Work to complete:
Scan the entries for the string "title" and give the number of lines that have it, nothing further.

(Records from a collection of figures)
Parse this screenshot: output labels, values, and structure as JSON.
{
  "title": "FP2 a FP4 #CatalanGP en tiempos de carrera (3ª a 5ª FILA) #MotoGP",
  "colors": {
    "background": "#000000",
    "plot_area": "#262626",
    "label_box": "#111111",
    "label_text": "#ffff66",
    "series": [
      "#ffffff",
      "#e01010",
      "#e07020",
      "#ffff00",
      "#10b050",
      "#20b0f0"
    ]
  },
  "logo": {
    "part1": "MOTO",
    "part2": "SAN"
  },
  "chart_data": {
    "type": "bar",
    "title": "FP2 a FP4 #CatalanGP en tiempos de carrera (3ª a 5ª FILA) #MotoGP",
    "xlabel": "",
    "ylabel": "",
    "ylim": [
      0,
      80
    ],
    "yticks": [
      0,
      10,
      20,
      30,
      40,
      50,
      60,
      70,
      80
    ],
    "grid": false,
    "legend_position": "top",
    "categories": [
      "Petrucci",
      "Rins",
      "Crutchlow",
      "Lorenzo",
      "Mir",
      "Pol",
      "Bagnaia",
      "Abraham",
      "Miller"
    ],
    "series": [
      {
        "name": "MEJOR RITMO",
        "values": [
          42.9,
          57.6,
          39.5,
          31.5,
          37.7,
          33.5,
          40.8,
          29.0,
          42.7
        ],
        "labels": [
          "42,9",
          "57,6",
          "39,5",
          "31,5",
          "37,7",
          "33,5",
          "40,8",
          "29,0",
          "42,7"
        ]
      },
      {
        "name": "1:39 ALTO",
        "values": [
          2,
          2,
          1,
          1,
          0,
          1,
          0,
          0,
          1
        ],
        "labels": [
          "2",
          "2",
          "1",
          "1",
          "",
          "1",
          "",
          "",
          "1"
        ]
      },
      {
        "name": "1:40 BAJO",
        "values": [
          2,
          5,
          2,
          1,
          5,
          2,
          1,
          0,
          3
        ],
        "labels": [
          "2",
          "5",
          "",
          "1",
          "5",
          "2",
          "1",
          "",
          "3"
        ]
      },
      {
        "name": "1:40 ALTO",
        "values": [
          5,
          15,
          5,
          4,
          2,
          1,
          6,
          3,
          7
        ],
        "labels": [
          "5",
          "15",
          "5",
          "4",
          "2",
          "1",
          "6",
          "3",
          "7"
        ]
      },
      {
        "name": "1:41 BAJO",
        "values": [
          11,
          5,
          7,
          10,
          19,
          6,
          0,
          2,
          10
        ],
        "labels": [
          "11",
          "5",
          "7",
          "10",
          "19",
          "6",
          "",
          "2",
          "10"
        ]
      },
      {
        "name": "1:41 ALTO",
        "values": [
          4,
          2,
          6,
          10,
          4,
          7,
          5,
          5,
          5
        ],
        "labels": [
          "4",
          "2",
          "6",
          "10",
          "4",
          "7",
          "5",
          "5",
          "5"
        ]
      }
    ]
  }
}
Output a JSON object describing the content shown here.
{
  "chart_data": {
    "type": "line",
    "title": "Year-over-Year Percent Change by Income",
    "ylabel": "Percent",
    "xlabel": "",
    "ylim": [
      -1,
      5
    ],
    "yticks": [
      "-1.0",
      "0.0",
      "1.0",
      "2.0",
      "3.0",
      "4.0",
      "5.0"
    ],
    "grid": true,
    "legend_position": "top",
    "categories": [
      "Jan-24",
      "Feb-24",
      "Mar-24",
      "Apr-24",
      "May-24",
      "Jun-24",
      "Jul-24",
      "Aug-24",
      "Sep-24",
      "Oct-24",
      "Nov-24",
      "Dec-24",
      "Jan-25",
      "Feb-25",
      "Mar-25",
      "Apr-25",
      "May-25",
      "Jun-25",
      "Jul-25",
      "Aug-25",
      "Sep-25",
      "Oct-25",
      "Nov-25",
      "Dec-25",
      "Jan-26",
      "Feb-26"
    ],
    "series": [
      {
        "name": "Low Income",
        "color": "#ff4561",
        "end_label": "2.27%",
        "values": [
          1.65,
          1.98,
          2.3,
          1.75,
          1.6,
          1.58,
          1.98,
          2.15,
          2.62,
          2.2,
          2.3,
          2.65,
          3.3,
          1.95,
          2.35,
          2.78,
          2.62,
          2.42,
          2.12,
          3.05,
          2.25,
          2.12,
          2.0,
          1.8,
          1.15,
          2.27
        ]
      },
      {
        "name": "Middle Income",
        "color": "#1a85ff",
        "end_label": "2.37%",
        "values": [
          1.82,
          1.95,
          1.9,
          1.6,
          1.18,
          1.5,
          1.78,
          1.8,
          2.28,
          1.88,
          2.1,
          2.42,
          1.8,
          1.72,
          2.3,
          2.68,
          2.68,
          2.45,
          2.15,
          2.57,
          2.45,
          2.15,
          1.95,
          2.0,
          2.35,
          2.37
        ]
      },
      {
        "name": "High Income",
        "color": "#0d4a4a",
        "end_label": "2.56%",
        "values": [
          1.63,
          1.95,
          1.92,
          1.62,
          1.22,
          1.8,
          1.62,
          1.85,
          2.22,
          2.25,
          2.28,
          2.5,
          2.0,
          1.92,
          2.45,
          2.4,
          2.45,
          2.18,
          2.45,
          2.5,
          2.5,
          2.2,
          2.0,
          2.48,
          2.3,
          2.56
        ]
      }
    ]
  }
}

Full response:
3